Stored data:
►
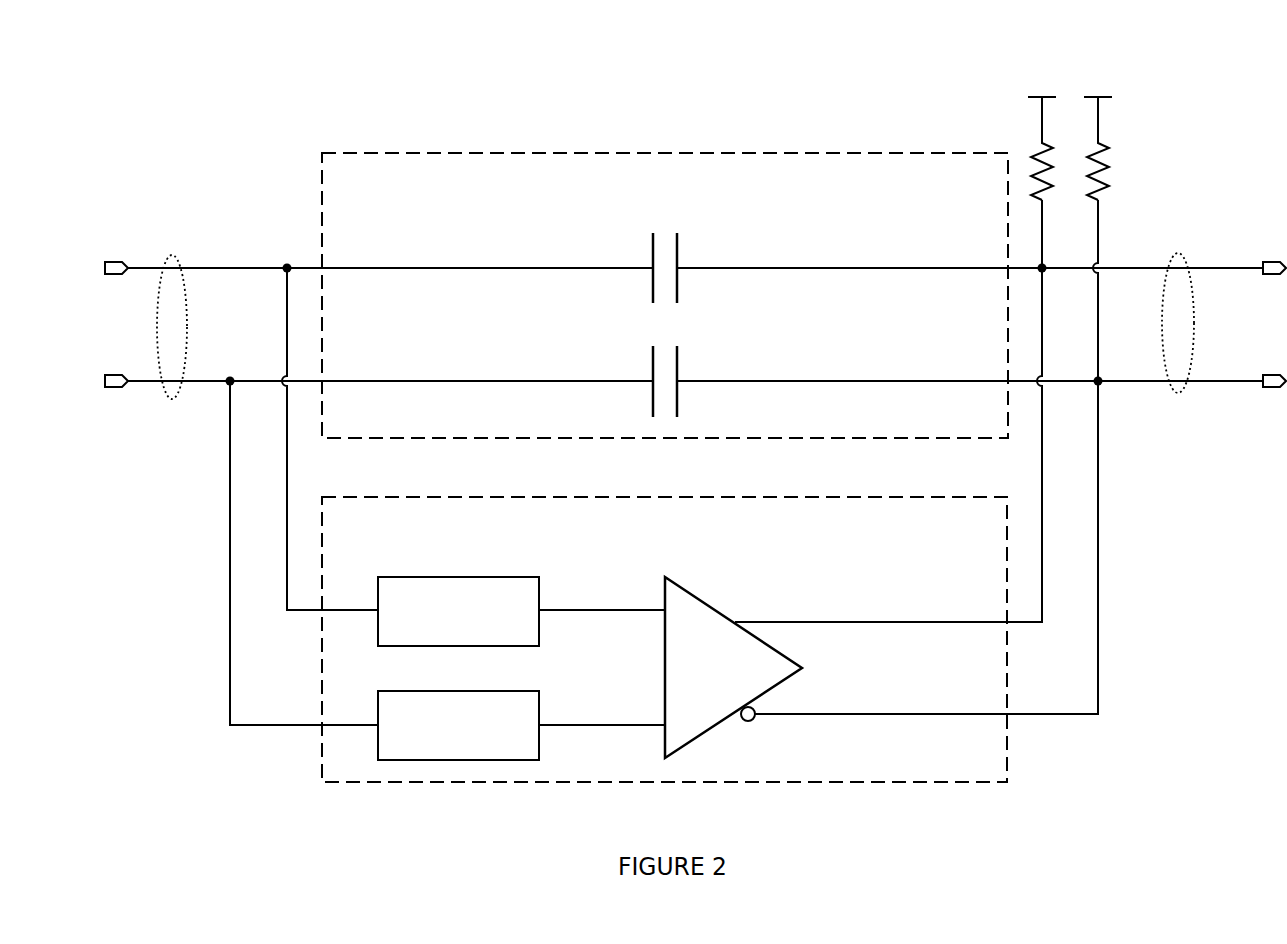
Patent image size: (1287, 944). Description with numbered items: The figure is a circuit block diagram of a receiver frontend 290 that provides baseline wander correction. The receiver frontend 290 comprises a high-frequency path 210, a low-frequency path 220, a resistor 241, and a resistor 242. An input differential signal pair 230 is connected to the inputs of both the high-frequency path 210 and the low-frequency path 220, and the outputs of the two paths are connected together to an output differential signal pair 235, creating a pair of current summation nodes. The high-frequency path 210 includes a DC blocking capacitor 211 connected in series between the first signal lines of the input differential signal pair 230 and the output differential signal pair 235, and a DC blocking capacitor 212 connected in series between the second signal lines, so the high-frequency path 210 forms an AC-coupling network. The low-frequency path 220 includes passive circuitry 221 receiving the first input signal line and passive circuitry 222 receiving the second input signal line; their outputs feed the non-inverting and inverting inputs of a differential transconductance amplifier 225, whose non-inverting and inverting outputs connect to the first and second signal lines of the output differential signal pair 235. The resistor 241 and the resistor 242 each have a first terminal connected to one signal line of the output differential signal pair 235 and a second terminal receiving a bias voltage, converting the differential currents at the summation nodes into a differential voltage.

The receiver frontend 290 is at (83, 80).
The input differential signal pair 230 is at (172, 255).
The output differential signal pair 235 is at (1180, 253).
The high-frequency path 210 is at (833, 186).
The DC blocking capacitor 211 is at (677, 238).
The DC blocking capacitor 212 is at (677, 352).
The low-frequency path 220 is at (830, 530).
The passive circuitry 221 is at (532, 577).
The passive circuitry 222 is at (532, 691).
The differential transconductance amplifier 225 is at (730, 675).
The resistor 241 is at (1038, 149).
The resistor 242 is at (1103, 144).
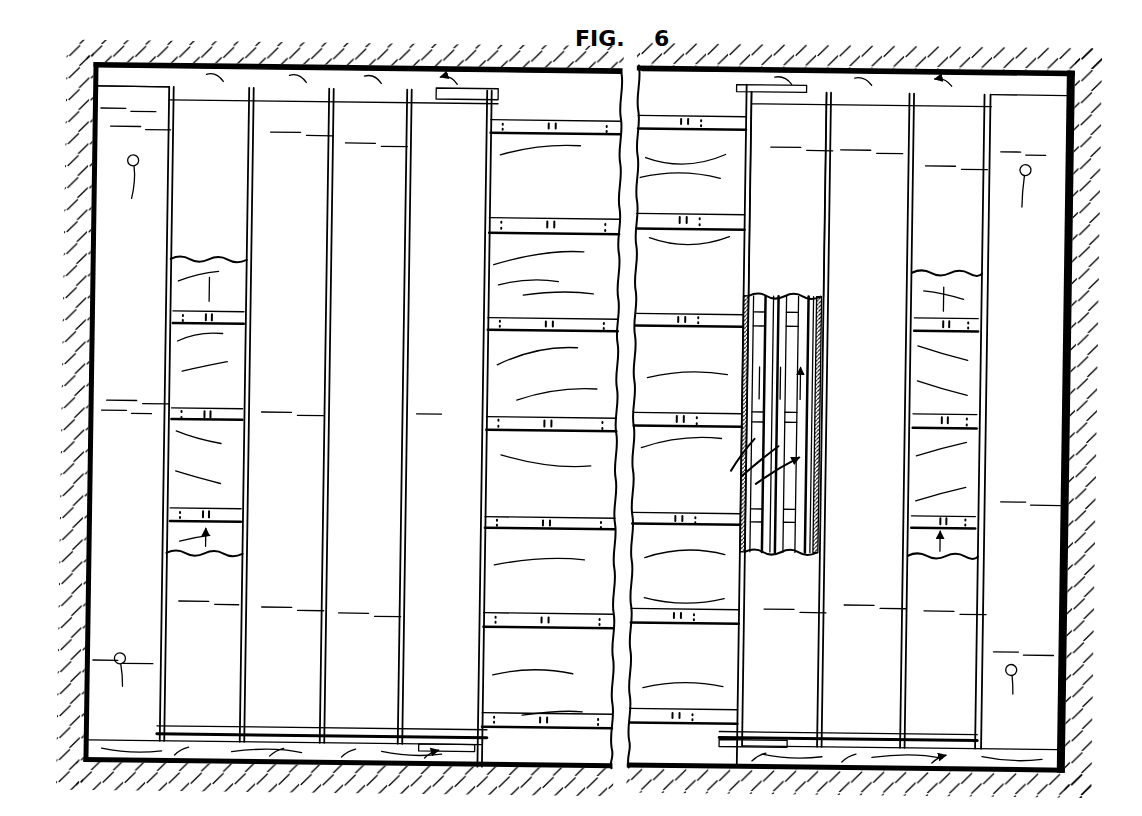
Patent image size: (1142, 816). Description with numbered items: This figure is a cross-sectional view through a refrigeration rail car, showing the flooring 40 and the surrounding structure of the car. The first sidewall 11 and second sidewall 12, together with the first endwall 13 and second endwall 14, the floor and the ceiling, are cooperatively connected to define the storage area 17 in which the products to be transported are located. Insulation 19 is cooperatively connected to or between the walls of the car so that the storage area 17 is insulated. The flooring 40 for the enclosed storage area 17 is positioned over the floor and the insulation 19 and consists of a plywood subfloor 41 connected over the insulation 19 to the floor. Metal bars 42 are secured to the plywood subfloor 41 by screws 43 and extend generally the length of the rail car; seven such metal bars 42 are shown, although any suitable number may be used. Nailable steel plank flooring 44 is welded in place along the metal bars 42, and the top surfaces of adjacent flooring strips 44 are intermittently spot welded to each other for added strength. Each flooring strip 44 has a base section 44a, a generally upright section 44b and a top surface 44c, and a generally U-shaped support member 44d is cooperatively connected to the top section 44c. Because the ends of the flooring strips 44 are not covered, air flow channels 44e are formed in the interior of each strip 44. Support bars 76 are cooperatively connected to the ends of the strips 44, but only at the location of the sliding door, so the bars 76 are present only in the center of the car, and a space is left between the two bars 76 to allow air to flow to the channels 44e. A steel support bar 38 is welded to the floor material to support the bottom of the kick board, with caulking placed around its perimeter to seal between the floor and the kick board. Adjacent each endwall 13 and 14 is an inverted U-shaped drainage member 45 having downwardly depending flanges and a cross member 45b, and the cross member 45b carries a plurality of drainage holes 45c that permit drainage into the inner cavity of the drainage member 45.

The first sidewall 11 is at (673, 768).
The second sidewall 12 is at (560, 74).
The first endwall 13 is at (96, 318).
The second endwall 14 is at (1064, 318).
The storage area 17 is at (675, 104).
The insulation 19 is at (84, 171).
The steel support bar 38 is at (353, 100).
The flooring 40 is at (206, 579).
The plywood subfloor 41 is at (558, 286).
The metal bars 42 is at (555, 211).
The screws 43 is at (606, 320).
The nailable steel plank flooring 44 is at (222, 636).
The base section 44a is at (744, 383).
The upright section 44b is at (743, 358).
The top surface 44c is at (805, 273).
The U-shaped support member 44d is at (796, 469).
The air flow channels 44e is at (752, 464).
The drainage member 45 is at (114, 436).
The cross member 45b is at (152, 544).
The drainage holes 45c is at (578, 438).
The support bars 76 is at (450, 90).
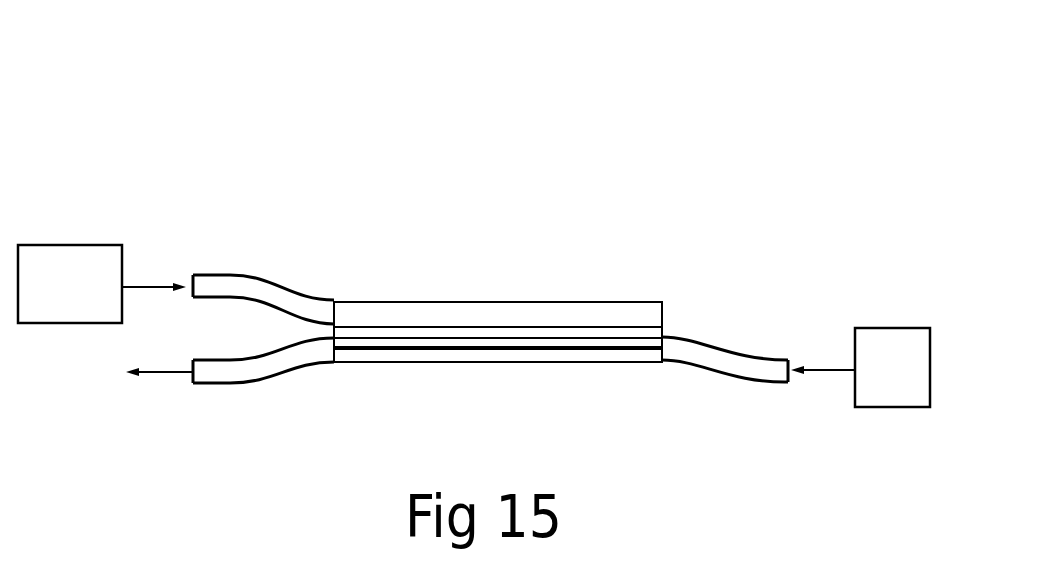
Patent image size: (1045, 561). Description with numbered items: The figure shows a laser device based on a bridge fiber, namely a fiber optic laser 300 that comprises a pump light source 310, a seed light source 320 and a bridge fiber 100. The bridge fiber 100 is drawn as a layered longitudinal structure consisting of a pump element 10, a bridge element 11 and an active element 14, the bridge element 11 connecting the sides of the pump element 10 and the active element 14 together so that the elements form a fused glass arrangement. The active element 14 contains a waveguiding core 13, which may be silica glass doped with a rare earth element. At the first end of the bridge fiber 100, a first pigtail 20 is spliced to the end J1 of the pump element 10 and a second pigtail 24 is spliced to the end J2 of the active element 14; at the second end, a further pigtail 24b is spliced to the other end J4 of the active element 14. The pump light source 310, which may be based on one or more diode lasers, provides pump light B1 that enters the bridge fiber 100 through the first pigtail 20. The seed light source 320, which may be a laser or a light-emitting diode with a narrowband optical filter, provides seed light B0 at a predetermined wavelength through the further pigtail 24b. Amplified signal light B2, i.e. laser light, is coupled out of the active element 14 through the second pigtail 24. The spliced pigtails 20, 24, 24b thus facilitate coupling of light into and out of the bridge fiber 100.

The fiber optic laser 300 is at (196, 57).
The pump light source 310 is at (66, 245).
The seed light source 320 is at (895, 328).
The bridge fiber 100 is at (485, 274).
The pump element 10 is at (579, 302).
The bridge element 11 is at (577, 332).
The core 13 is at (517, 350).
The active element 14 is at (462, 362).
The first pigtail 20 is at (246, 275).
The second pigtail 24 is at (250, 383).
The further pigtail 24b is at (780, 383).
The end of pump element J1 is at (335, 302).
The end of active element J2 is at (333, 362).
The other end of active element J4 is at (664, 362).
The seed light B0 is at (823, 388).
The pump light B1 is at (154, 269).
The amplified signal light B2 is at (138, 374).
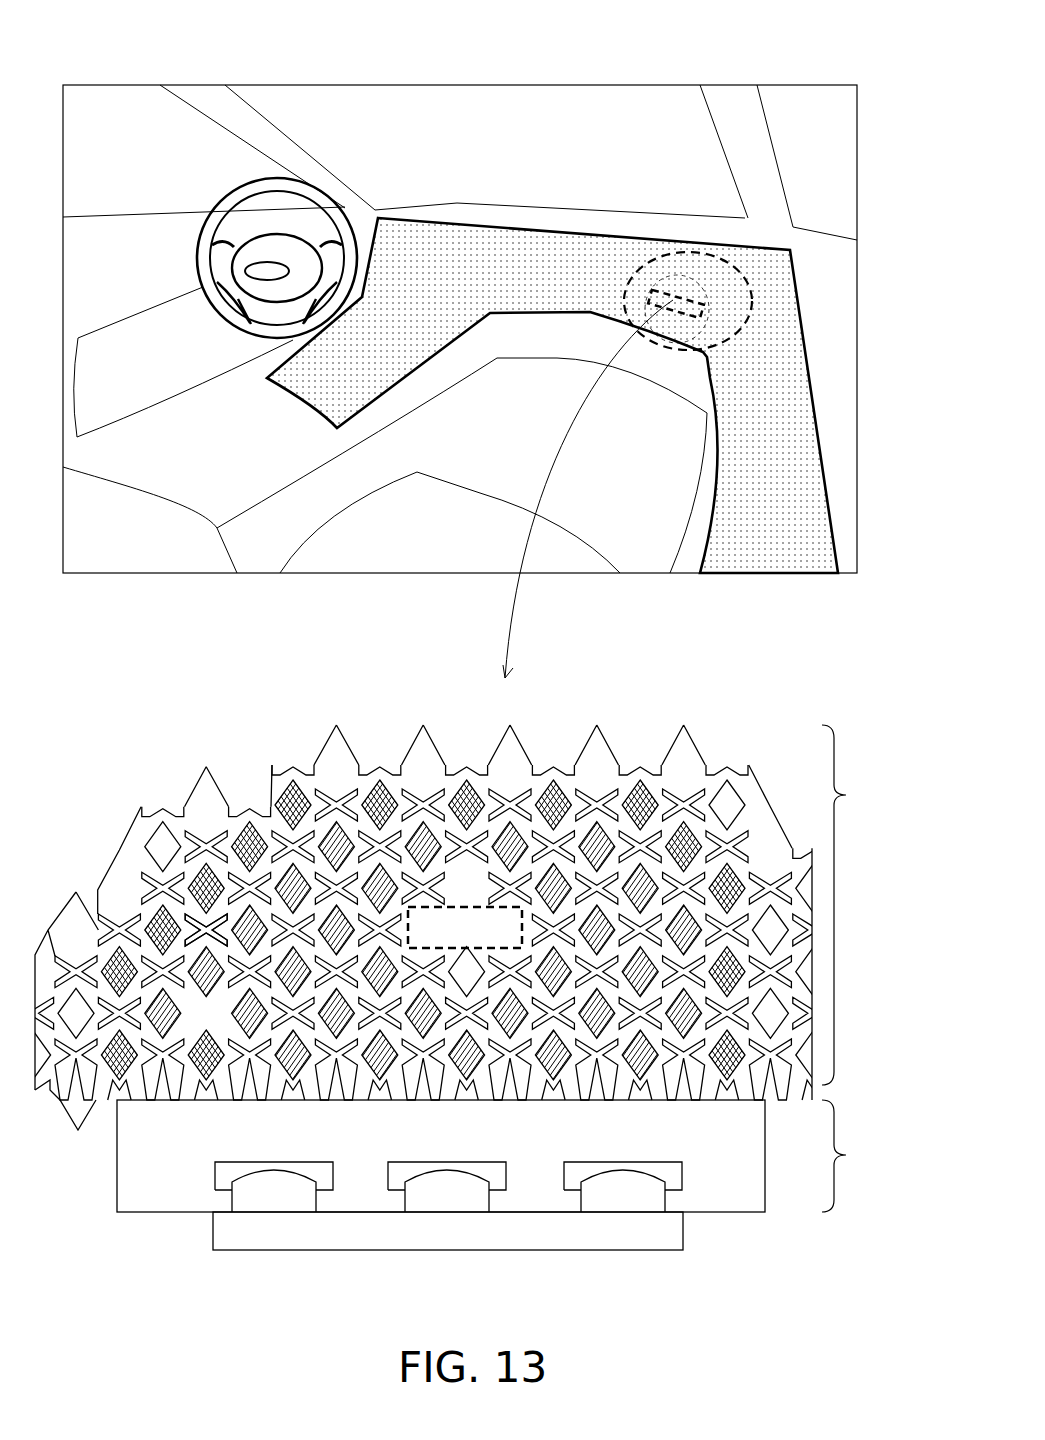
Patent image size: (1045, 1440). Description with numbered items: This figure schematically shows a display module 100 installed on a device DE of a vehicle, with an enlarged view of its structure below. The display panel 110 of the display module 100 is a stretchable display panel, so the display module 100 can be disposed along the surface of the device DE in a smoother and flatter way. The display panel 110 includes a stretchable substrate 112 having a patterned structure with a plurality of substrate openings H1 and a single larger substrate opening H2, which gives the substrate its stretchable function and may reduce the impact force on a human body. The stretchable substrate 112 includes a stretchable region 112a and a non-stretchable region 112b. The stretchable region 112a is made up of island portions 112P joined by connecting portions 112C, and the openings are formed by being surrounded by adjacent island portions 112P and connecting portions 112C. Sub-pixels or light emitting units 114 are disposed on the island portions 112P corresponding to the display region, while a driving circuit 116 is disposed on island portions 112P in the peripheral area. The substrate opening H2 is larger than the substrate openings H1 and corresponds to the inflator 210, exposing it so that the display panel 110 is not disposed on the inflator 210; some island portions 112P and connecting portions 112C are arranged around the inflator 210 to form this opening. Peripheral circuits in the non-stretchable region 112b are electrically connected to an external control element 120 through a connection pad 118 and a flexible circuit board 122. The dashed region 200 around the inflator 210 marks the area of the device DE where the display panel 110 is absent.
◄
▶ Short task
Show each line of the data above that contains the string "source". Copy those lines and nothing else.

▶ Result
Patent image size: (1045, 561). Description with numbered items: The figure shows a laser device based on a bridge fiber, namely a fiber optic laser 300 that comprises a pump light source 310, a seed light source 320 and a bridge fiber 100. The bridge fiber 100 is drawn as a layered longitudinal structure consisting of a pump element 10, a bridge element 11 and an active element 14, the bridge element 11 connecting the sides of the pump element 10 and the active element 14 together so that the elements form a fused glass arrangement. The active element 14 contains a waveguiding core 13, which may be silica glass doped with a rare earth element. At the first end of the bridge fiber 100, a first pigtail 20 is spliced to the end J1 of the pump element 10 and a second pigtail 24 is spliced to the end J2 of the active element 14; at the second end, a further pigtail 24b is spliced to the other end J4 of the active element 14. The pump light source 310, which may be based on one or more diode lasers, provides pump light B1 that enters the bridge fiber 100 through the first pigtail 20. The seed light source 320, which may be a laser or a light-emitting diode with a narrowband optical filter, provides seed light B0 at a predetermined wavelength through the further pigtail 24b. Amplified signal light B2, i.e. laser light, is coupled out of the active element 14 through the second pigtail 24. The spliced pigtails 20, 24, 24b thus facilitate coupling of light into and out of the bridge fiber 100.
The pump light source 310 is at (66, 245).
The seed light source 320 is at (895, 328).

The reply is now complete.